Below is a block of records. Copy every line in it that contains the word "ampersand".
------ Data provided ------
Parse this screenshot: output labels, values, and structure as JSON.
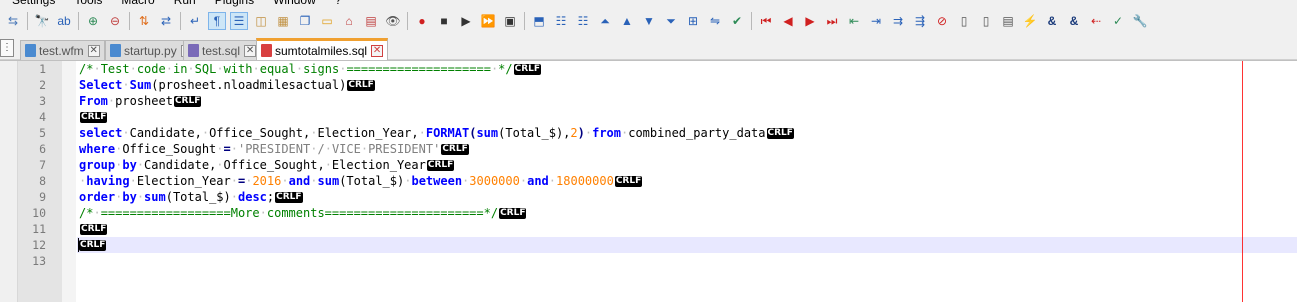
{
  "menu": {
    "items": [
      "Settings",
      "Tools",
      "Macro",
      "Run",
      "Plugins",
      "Window",
      "?"
    ]
  },
  "toolbar": {
    "buttons": [
      {
        "name": "indent-icon",
        "glyph": "⇆",
        "color": "#4a78b8"
      },
      {
        "name": "find-icon",
        "glyph": "🔭",
        "color": "#333333"
      },
      {
        "name": "replace-icon",
        "glyph": "ab",
        "color": "#2a62b8"
      },
      {
        "name": "zoom-in-icon",
        "glyph": "⊕",
        "color": "#2e8b57"
      },
      {
        "name": "zoom-out-icon",
        "glyph": "⊖",
        "color": "#c04040"
      },
      {
        "name": "sync-vertical-icon",
        "glyph": "⇅",
        "color": "#e07020"
      },
      {
        "name": "sync-horizontal-icon",
        "glyph": "⇄",
        "color": "#2a62b8"
      },
      {
        "name": "word-wrap-icon",
        "glyph": "↵",
        "color": "#2a62b8"
      },
      {
        "name": "show-all-chars-icon",
        "glyph": "¶",
        "color": "#2a62b8"
      },
      {
        "name": "indent-guide-icon",
        "glyph": "☰",
        "color": "#2a62b8"
      },
      {
        "name": "user-defined-lang-icon",
        "glyph": "◫",
        "color": "#c09040"
      },
      {
        "name": "doc-map-icon",
        "glyph": "▦",
        "color": "#c09040"
      },
      {
        "name": "function-list-icon",
        "glyph": "❐",
        "color": "#2a62b8"
      },
      {
        "name": "folder-workspace-icon",
        "glyph": "▭",
        "color": "#e0a020"
      },
      {
        "name": "monitoring-icon",
        "glyph": "⌂",
        "color": "#c04040"
      },
      {
        "name": "spellcheck-icon",
        "glyph": "▤",
        "color": "#c04040"
      },
      {
        "name": "preview-icon",
        "glyph": "👁",
        "color": "#555555"
      },
      {
        "name": "record-macro-icon",
        "glyph": "●",
        "color": "#d02020"
      },
      {
        "name": "stop-macro-icon",
        "glyph": "■",
        "color": "#333333"
      },
      {
        "name": "play-macro-icon",
        "glyph": "▶",
        "color": "#333333"
      },
      {
        "name": "run-macro-multiple-icon",
        "glyph": "⏩",
        "color": "#2a62b8"
      },
      {
        "name": "save-macro-icon",
        "glyph": "▣",
        "color": "#333333"
      },
      {
        "name": "bookmark-icon",
        "glyph": "⬒",
        "color": "#2a62b8"
      },
      {
        "name": "list-icon",
        "glyph": "☷",
        "color": "#2a62b8"
      },
      {
        "name": "list-alt-icon",
        "glyph": "☷",
        "color": "#2a62b8"
      },
      {
        "name": "collapse-icon",
        "glyph": "⏶",
        "color": "#2a62b8"
      },
      {
        "name": "up-icon",
        "glyph": "▲",
        "color": "#2a62b8"
      },
      {
        "name": "down-icon",
        "glyph": "▼",
        "color": "#2a62b8"
      },
      {
        "name": "expand-icon",
        "glyph": "⏷",
        "color": "#2a62b8"
      },
      {
        "name": "grid-icon",
        "glyph": "⊞",
        "color": "#2a62b8"
      },
      {
        "name": "compare-icon",
        "glyph": "⇋",
        "color": "#2a62b8"
      },
      {
        "name": "check-icon",
        "glyph": "✔",
        "color": "#2e8b57"
      },
      {
        "name": "first-icon",
        "glyph": "⏮",
        "color": "#d02020"
      },
      {
        "name": "prev-icon",
        "glyph": "◀",
        "color": "#d02020"
      },
      {
        "name": "next-icon",
        "glyph": "▶",
        "color": "#d02020"
      },
      {
        "name": "last-icon",
        "glyph": "⏭",
        "color": "#d02020"
      },
      {
        "name": "diff-prev-icon",
        "glyph": "⇤",
        "color": "#2e8b57"
      },
      {
        "name": "diff-next-icon",
        "glyph": "⇥",
        "color": "#2a62b8"
      },
      {
        "name": "diff-export-icon",
        "glyph": "⇉",
        "color": "#2a62b8"
      },
      {
        "name": "diff-clear-icon",
        "glyph": "⇶",
        "color": "#2a62b8"
      },
      {
        "name": "no-compare-icon",
        "glyph": "⊘",
        "color": "#d02020"
      },
      {
        "name": "doc-icon",
        "glyph": "▯",
        "color": "#555555"
      },
      {
        "name": "doc-alt-icon",
        "glyph": "▯",
        "color": "#555555"
      },
      {
        "name": "doc-lines-icon",
        "glyph": "▤",
        "color": "#555555"
      },
      {
        "name": "lightning-icon",
        "glyph": "⚡",
        "color": "#e0a020"
      },
      {
        "name": "ampersand-icon",
        "glyph": "&",
        "color": "#1a3a7a"
      },
      {
        "name": "ampersand-off-icon",
        "glyph": "&",
        "color": "#1a3a7a"
      },
      {
        "name": "tag-prev-icon",
        "glyph": "⇠",
        "color": "#d02020"
      },
      {
        "name": "tag-check-icon",
        "glyph": "✓",
        "color": "#2e8b57"
      },
      {
        "name": "settings-icon",
        "glyph": "🔧",
        "color": "#555555"
      }
    ]
  },
  "tabs": [
    {
      "label": "test.wfm",
      "icon_color": "#4a8ad0",
      "active": false
    },
    {
      "label": "startup.py",
      "icon_color": "#4a8ad0",
      "active": false
    },
    {
      "label": "test.sql",
      "icon_color": "#7a6ab8",
      "active": false
    },
    {
      "label": "sumtotalmiles.sql",
      "icon_color": "#d84040",
      "active": true
    }
  ],
  "doc_list_glyph": "⋮",
  "close_glyph": "✕",
  "eol_marker": "CRLF",
  "editor": {
    "current_line": 12,
    "lines": [
      {
        "n": "1",
        "tokens": [
          [
            "cm",
            "/* Test code in SQL with equal signs ==================== */"
          ]
        ]
      },
      {
        "n": "2",
        "tokens": [
          [
            "kw",
            "Select"
          ],
          [
            "id",
            " "
          ],
          [
            "kw",
            "Sum"
          ],
          [
            "id",
            "(prosheet.nloadmilesactual)"
          ]
        ]
      },
      {
        "n": "3",
        "tokens": [
          [
            "kw",
            "From"
          ],
          [
            "id",
            " prosheet"
          ]
        ]
      },
      {
        "n": "4",
        "tokens": []
      },
      {
        "n": "5",
        "tokens": [
          [
            "kw",
            "select"
          ],
          [
            "id",
            " Candidate, Office_Sought, Election_Year, "
          ],
          [
            "kw",
            "FORMAT"
          ],
          [
            "op",
            "("
          ],
          [
            "kw",
            "sum"
          ],
          [
            "id",
            "(Total_$),"
          ],
          [
            "num",
            "2"
          ],
          [
            "op",
            ")"
          ],
          [
            "id",
            " "
          ],
          [
            "kw",
            "from"
          ],
          [
            "id",
            " combined_party_data"
          ]
        ]
      },
      {
        "n": "6",
        "tokens": [
          [
            "kw",
            "where"
          ],
          [
            "id",
            " Office_Sought "
          ],
          [
            "op",
            "="
          ],
          [
            "id",
            " "
          ],
          [
            "str",
            "'PRESIDENT / VICE PRESIDENT'"
          ]
        ]
      },
      {
        "n": "7",
        "tokens": [
          [
            "kw",
            "group"
          ],
          [
            "id",
            " "
          ],
          [
            "kw",
            "by"
          ],
          [
            "id",
            " Candidate, Office_Sought, Election_Year"
          ]
        ]
      },
      {
        "n": "8",
        "tokens": [
          [
            "id",
            " "
          ],
          [
            "kw",
            "having"
          ],
          [
            "id",
            " Election_Year "
          ],
          [
            "op",
            "="
          ],
          [
            "id",
            " "
          ],
          [
            "num",
            "2016"
          ],
          [
            "id",
            " "
          ],
          [
            "kw",
            "and"
          ],
          [
            "id",
            " "
          ],
          [
            "kw",
            "sum"
          ],
          [
            "id",
            "(Total_$) "
          ],
          [
            "kw",
            "between"
          ],
          [
            "id",
            " "
          ],
          [
            "num",
            "3000000"
          ],
          [
            "id",
            " "
          ],
          [
            "kw",
            "and"
          ],
          [
            "id",
            " "
          ],
          [
            "num",
            "18000000"
          ]
        ]
      },
      {
        "n": "9",
        "tokens": [
          [
            "kw",
            "order"
          ],
          [
            "id",
            " "
          ],
          [
            "kw",
            "by"
          ],
          [
            "id",
            " "
          ],
          [
            "kw",
            "sum"
          ],
          [
            "id",
            "(Total_$) "
          ],
          [
            "kw",
            "desc"
          ],
          [
            "id",
            ";"
          ]
        ]
      },
      {
        "n": "10",
        "tokens": [
          [
            "cm",
            "/* ==================More comments======================*/"
          ]
        ]
      },
      {
        "n": "11",
        "tokens": []
      },
      {
        "n": "12",
        "tokens": []
      },
      {
        "n": "13",
        "tokens": [],
        "no_eol": true
      }
    ]
  }
}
------
Written response.
        "name": "ampersand-icon",
        "name": "ampersand-off-icon",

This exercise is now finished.